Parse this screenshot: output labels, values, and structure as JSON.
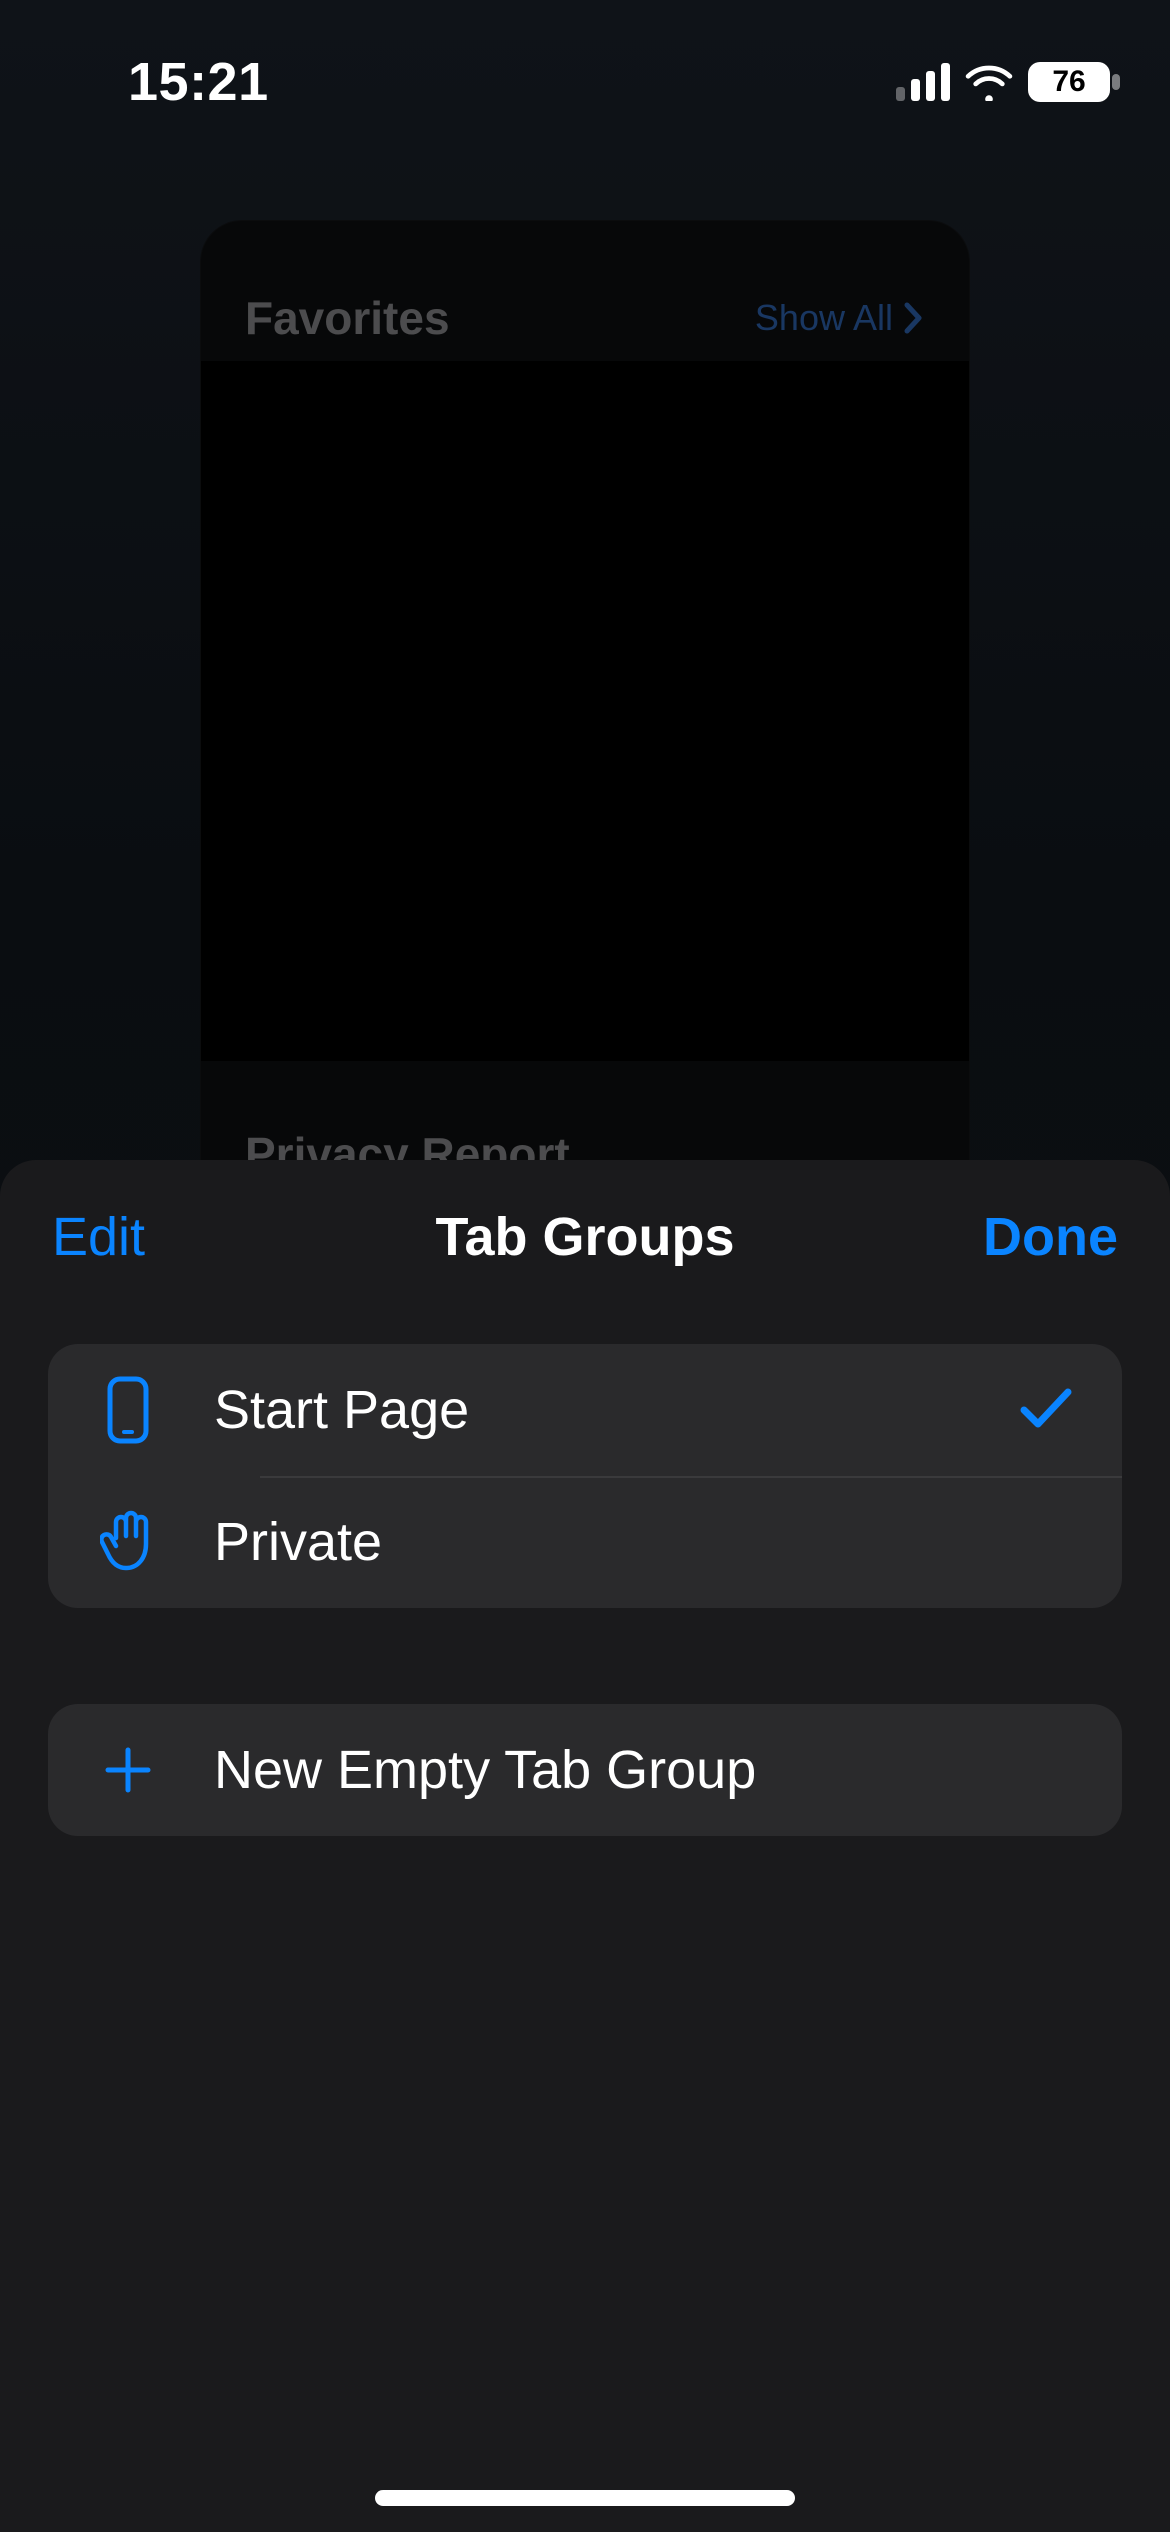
{
  "status": {
    "time": "15:21",
    "battery": "76"
  },
  "background_card": {
    "favorites_label": "Favorites",
    "show_all_label": "Show All",
    "privacy_label": "Privacy Report"
  },
  "sheet": {
    "edit_label": "Edit",
    "title": "Tab Groups",
    "done_label": "Done",
    "groups": [
      {
        "label": "Start Page",
        "selected": true
      },
      {
        "label": "Private",
        "selected": false
      }
    ],
    "new_group_label": "New Empty Tab Group"
  }
}
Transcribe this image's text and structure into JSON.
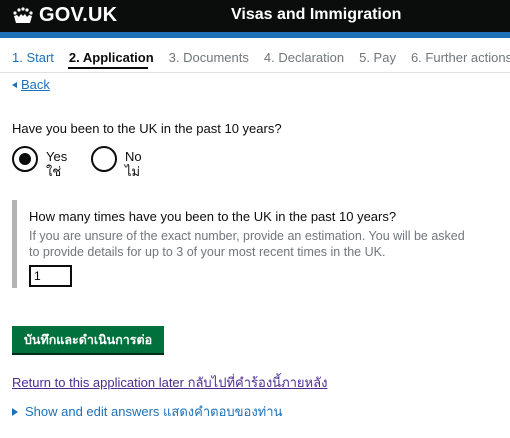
{
  "header": {
    "logo_text": "GOV.UK",
    "service_name": "Visas and Immigration",
    "colors": {
      "bar": "#0b0c0c",
      "stripe": "#1d70b8"
    }
  },
  "steps": [
    {
      "label": "1. Start"
    },
    {
      "label": "2. Application"
    },
    {
      "label": "3. Documents"
    },
    {
      "label": "4. Declaration"
    },
    {
      "label": "5. Pay"
    },
    {
      "label": "6. Further actions"
    }
  ],
  "back_link": "Back",
  "question": {
    "text": "Have you been to the UK in the past 10 years?",
    "options": [
      {
        "label": "Yes",
        "sublabel": "ใช่",
        "selected": true
      },
      {
        "label": "No",
        "sublabel": "ไม่",
        "selected": false
      }
    ]
  },
  "conditional": {
    "question": "How many times have you been to the UK in the past 10 years?",
    "hint": "If you are unsure of the exact number, provide an estimation. You will be asked to provide details for up to 3 of your most recent times in the UK.",
    "value": "1"
  },
  "submit_label": "บันทึกและดำเนินการต่อ",
  "return_link": "Return to this application later กลับไปที่คำร้องนี้ภายหลัง",
  "details_summary": "Show and edit answers แสดงคำตอบของท่าน",
  "colors": {
    "button": "#00703c",
    "link": "#1d70b8",
    "visited_link": "#4c2c92"
  }
}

Short problem: Repeat the entries exactly and keep the pictures out of the copy.

Response below:
Parse this screenshot: output labels, values, and structure as JSON.
{
  "status": {
    "time": "15:21",
    "battery": "76"
  },
  "background_card": {
    "favorites_label": "Favorites",
    "show_all_label": "Show All",
    "privacy_label": "Privacy Report"
  },
  "sheet": {
    "edit_label": "Edit",
    "title": "Tab Groups",
    "done_label": "Done",
    "groups": [
      {
        "label": "Start Page",
        "selected": true
      },
      {
        "label": "Private",
        "selected": false
      }
    ],
    "new_group_label": "New Empty Tab Group"
  }
}
Transcribe this image's text and structure into JSON.
{
  "header": {
    "logo_text": "GOV.UK",
    "service_name": "Visas and Immigration",
    "colors": {
      "bar": "#0b0c0c",
      "stripe": "#1d70b8"
    }
  },
  "steps": [
    {
      "label": "1. Start"
    },
    {
      "label": "2. Application"
    },
    {
      "label": "3. Documents"
    },
    {
      "label": "4. Declaration"
    },
    {
      "label": "5. Pay"
    },
    {
      "label": "6. Further actions"
    }
  ],
  "back_link": "Back",
  "question": {
    "text": "Have you been to the UK in the past 10 years?",
    "options": [
      {
        "label": "Yes",
        "sublabel": "ใช่",
        "selected": true
      },
      {
        "label": "No",
        "sublabel": "ไม่",
        "selected": false
      }
    ]
  },
  "conditional": {
    "question": "How many times have you been to the UK in the past 10 years?",
    "hint": "If you are unsure of the exact number, provide an estimation. You will be asked to provide details for up to 3 of your most recent times in the UK.",
    "value": "1"
  },
  "submit_label": "บันทึกและดำเนินการต่อ",
  "return_link": "Return to this application later กลับไปที่คำร้องนี้ภายหลัง",
  "details_summary": "Show and edit answers แสดงคำตอบของท่าน",
  "colors": {
    "button": "#00703c",
    "link": "#1d70b8",
    "visited_link": "#4c2c92"
  }
}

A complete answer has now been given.